Search the listing for the string "document" and copy every line that contains it.

:::::

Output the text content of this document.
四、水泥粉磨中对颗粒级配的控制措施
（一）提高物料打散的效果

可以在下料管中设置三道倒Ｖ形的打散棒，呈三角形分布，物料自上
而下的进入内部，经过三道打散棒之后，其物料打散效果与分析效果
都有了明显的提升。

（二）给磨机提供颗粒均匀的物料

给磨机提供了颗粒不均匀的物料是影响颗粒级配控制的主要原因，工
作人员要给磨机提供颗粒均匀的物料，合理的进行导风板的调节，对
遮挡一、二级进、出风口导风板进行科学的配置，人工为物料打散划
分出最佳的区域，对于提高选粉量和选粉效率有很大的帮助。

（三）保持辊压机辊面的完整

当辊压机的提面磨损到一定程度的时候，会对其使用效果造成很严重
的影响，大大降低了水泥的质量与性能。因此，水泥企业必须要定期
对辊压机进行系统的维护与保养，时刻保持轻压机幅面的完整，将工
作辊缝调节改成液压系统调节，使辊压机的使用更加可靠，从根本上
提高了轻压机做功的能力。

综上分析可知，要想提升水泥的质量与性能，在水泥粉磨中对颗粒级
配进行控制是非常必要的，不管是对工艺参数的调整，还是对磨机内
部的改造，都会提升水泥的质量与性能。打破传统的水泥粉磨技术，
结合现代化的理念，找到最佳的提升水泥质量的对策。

:::::

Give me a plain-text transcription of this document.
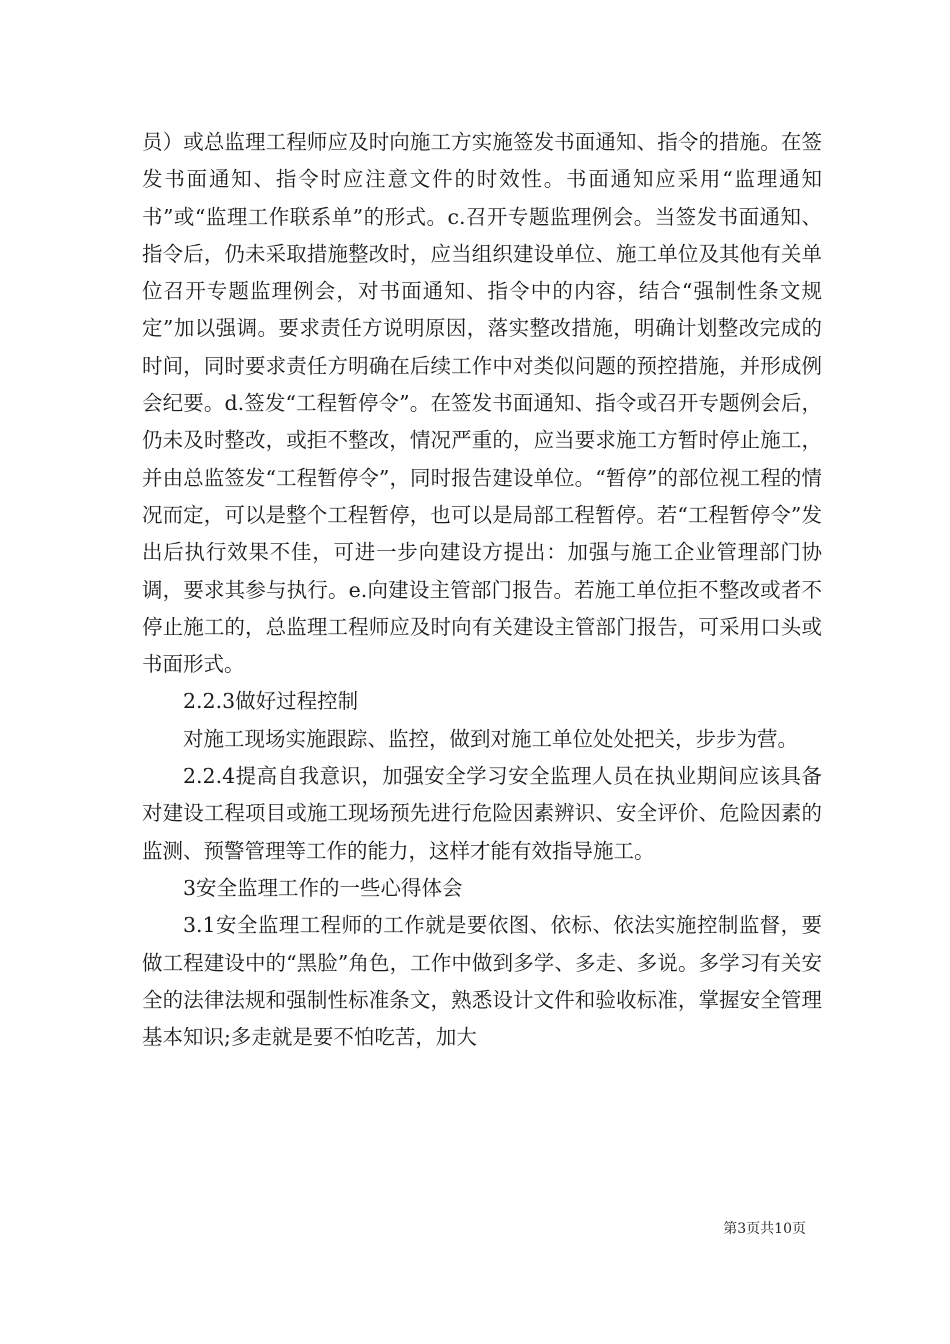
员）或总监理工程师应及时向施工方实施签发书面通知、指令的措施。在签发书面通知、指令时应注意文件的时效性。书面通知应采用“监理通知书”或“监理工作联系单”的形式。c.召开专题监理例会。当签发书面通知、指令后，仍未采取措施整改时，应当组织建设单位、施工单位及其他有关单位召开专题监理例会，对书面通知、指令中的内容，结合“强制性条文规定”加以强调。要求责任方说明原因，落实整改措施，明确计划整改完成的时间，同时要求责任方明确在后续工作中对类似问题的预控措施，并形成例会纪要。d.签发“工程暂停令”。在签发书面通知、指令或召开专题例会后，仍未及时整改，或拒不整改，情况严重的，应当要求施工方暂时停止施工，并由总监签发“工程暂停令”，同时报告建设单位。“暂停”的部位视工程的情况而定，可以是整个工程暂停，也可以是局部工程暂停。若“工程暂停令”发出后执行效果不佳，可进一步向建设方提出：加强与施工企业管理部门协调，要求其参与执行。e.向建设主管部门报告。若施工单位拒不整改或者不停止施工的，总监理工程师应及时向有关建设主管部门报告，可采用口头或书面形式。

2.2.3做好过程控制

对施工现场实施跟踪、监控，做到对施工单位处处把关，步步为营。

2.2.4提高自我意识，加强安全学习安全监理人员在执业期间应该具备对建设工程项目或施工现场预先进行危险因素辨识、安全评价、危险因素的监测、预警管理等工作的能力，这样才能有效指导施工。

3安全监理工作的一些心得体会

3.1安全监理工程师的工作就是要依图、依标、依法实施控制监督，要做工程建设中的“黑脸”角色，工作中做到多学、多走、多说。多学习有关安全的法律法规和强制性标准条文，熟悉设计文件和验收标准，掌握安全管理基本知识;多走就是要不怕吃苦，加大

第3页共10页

:::::

- **Completed task**:
Output the text content of this document.
Give me a plain-text transcription of this document.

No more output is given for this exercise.